Recorded data
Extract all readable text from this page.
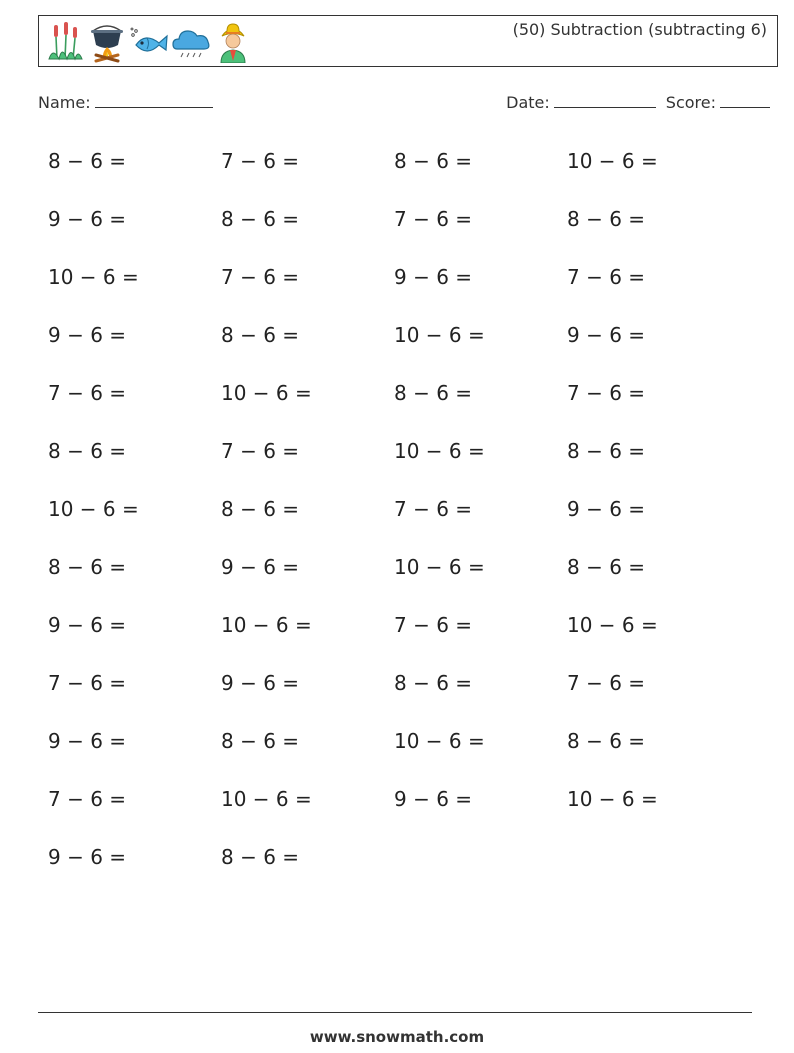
(50) Subtraction (subtracting 6)
Name:	Date:	Score:
8 − 6 =	7 − 6 =	8 − 6 =	10 − 6 =
9 − 6 =	8 − 6 =	7 − 6 =	8 − 6 =
10 − 6 =	7 − 6 =	9 − 6 =	7 − 6 =
9 − 6 =	8 − 6 =	10 − 6 =	9 − 6 =
7 − 6 =	10 − 6 =	8 − 6 =	7 − 6 =
8 − 6 =	7 − 6 =	10 − 6 =	8 − 6 =
10 − 6 =	8 − 6 =	7 − 6 =	9 − 6 =
8 − 6 =	9 − 6 =	10 − 6 =	8 − 6 =
9 − 6 =	10 − 6 =	7 − 6 =	10 − 6 =
7 − 6 =	9 − 6 =	8 − 6 =	7 − 6 =
9 − 6 =	8 − 6 =	10 − 6 =	8 − 6 =
7 − 6 =	10 − 6 =	9 − 6 =	10 − 6 =
9 − 6 =	8 − 6 =
www.snowmath.com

- [Stated problem] Can you restate all the records above word for word while dropping the pictures?

- [Exercise answer]
Extract all readable text from this page.
(50) Subtraction (subtracting 6)
Name:	Date:	Score:
8 − 6 =	7 − 6 =	8 − 6 =	10 − 6 =
9 − 6 =	8 − 6 =	7 − 6 =	8 − 6 =
10 − 6 =	7 − 6 =	9 − 6 =	7 − 6 =
9 − 6 =	8 − 6 =	10 − 6 =	9 − 6 =
7 − 6 =	10 − 6 =	8 − 6 =	7 − 6 =
8 − 6 =	7 − 6 =	10 − 6 =	8 − 6 =
10 − 6 =	8 − 6 =	7 − 6 =	9 − 6 =
8 − 6 =	9 − 6 =	10 − 6 =	8 − 6 =
9 − 6 =	10 − 6 =	7 − 6 =	10 − 6 =
7 − 6 =	9 − 6 =	8 − 6 =	7 − 6 =
9 − 6 =	8 − 6 =	10 − 6 =	8 − 6 =
7 − 6 =	10 − 6 =	9 − 6 =	10 − 6 =
9 − 6 =	8 − 6 =
www.snowmath.com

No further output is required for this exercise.